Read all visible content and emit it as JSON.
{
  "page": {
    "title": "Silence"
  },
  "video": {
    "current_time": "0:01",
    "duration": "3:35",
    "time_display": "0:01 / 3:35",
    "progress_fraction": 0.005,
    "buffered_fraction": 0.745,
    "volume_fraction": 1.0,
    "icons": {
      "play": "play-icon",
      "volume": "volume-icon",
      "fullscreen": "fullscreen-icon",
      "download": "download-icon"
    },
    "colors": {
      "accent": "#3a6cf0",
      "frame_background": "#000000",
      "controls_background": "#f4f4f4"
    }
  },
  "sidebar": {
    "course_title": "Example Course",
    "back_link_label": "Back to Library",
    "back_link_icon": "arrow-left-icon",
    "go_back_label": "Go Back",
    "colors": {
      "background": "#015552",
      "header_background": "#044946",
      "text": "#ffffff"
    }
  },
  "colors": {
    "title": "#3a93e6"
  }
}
★ ★ ★ ★
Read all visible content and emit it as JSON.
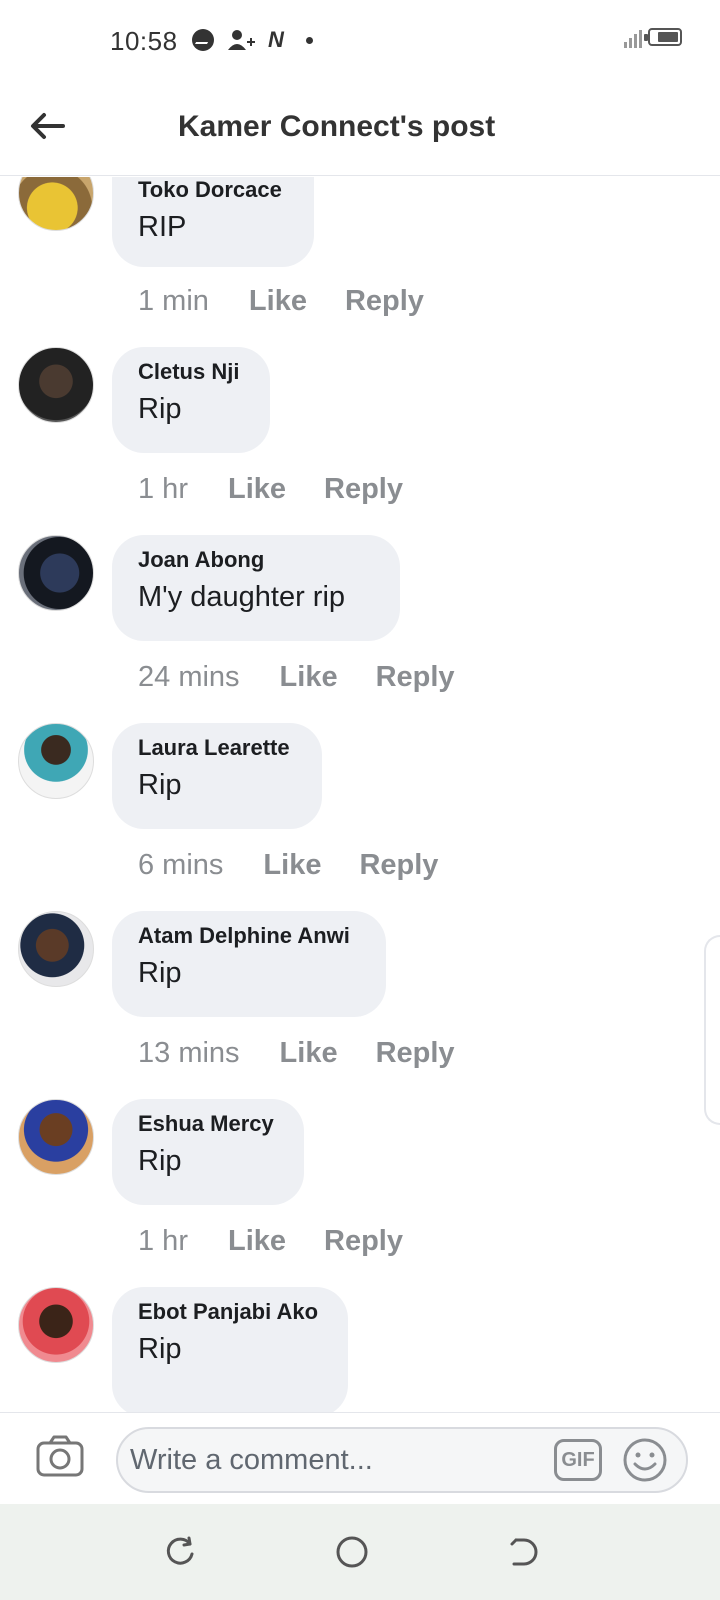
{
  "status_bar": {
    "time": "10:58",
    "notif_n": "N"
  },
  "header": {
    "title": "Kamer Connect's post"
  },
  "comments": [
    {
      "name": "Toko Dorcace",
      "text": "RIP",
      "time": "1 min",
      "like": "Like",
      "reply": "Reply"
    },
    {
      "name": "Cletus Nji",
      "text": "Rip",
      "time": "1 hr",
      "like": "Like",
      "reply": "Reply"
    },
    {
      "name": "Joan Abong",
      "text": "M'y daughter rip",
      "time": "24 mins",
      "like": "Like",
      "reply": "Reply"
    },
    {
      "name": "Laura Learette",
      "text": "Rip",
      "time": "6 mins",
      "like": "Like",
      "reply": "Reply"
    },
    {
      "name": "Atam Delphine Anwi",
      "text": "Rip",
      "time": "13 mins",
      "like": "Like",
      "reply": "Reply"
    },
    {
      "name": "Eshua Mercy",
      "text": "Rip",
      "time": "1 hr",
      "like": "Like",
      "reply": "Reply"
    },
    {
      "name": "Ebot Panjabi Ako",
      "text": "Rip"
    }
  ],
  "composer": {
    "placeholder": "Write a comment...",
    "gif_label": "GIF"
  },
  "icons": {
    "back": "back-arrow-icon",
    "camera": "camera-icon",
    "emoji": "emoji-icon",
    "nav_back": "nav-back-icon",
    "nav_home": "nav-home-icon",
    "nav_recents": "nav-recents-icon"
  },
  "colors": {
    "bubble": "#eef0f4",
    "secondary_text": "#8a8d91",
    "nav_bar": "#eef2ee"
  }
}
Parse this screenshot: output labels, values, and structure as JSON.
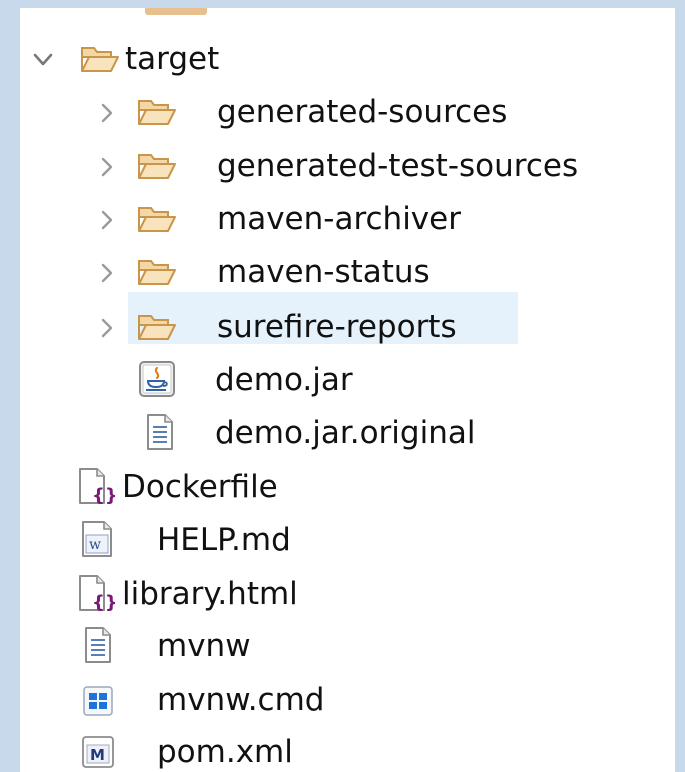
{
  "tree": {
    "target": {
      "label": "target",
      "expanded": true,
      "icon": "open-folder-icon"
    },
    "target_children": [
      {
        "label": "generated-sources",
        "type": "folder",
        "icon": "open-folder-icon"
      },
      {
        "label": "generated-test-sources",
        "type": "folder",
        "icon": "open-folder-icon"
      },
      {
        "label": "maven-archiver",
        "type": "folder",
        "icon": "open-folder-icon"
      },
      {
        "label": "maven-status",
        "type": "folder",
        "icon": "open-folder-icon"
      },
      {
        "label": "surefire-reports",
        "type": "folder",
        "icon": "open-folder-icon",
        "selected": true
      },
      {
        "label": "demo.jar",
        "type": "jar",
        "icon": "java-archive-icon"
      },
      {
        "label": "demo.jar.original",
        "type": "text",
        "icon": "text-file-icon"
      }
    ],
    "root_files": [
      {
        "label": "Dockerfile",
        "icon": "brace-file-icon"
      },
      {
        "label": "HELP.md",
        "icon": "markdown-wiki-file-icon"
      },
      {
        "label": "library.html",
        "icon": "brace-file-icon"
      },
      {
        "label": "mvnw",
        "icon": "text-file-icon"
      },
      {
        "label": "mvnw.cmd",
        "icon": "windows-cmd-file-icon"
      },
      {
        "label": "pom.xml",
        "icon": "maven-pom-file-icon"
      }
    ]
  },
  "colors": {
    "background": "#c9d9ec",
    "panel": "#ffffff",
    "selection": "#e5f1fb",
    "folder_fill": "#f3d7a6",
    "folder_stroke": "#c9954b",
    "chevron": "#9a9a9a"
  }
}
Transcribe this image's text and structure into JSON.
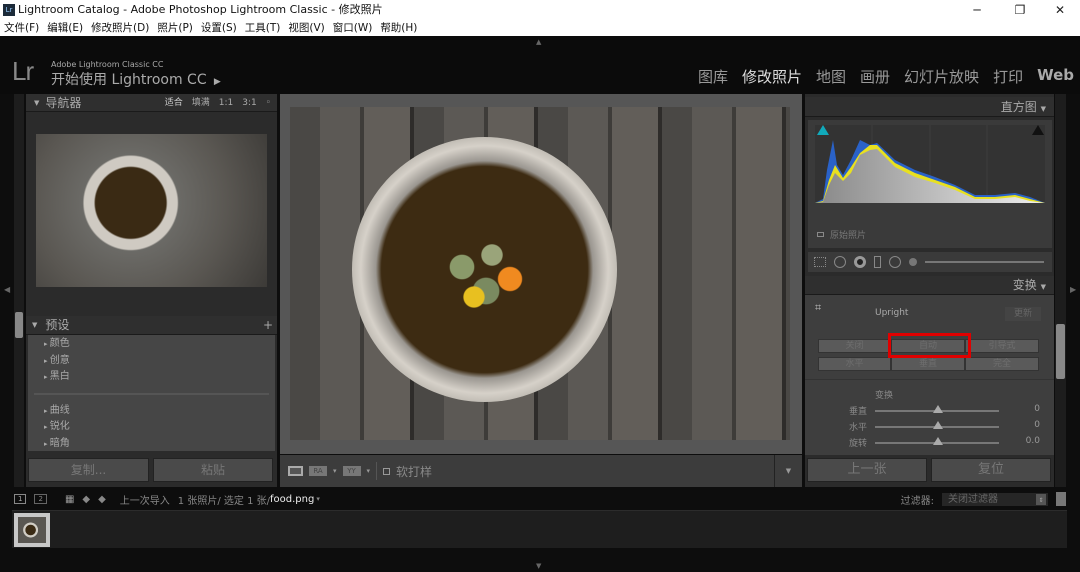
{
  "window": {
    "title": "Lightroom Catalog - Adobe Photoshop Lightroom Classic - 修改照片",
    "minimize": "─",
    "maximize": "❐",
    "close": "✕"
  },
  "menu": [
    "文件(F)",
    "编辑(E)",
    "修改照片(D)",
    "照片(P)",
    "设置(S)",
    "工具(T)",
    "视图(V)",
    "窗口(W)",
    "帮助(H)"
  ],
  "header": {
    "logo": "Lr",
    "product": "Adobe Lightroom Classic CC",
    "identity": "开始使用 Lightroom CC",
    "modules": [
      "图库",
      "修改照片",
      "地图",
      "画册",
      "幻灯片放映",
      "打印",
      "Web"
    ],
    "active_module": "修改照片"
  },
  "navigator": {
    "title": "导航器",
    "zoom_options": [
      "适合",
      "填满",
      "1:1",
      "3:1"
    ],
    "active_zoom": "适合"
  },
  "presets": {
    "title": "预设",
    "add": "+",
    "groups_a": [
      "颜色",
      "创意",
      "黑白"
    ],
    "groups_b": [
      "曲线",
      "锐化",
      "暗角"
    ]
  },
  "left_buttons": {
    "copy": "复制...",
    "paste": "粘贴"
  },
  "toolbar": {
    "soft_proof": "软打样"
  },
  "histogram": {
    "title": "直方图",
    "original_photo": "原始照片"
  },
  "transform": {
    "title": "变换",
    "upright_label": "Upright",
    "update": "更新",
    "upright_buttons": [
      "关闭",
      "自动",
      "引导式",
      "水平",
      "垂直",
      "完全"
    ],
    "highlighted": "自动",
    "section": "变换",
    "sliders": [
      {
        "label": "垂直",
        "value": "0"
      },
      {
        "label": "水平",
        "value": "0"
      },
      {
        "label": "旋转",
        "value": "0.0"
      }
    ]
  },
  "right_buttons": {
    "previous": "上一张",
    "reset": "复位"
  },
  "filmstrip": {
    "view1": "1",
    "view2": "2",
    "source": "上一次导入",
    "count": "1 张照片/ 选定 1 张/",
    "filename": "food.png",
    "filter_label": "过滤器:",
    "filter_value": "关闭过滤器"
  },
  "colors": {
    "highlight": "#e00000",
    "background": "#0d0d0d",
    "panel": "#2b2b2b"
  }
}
★ ★ ★ ★
### Job
Read the entries and select each line where the word "Lightroom" is found.

### Solution
    "title": "Lightroom Catalog - Adobe Photoshop Lightroom Classic - 修改照片",
    "product": "Adobe Lightroom Classic CC",
    "identity": "开始使用 Lightroom CC",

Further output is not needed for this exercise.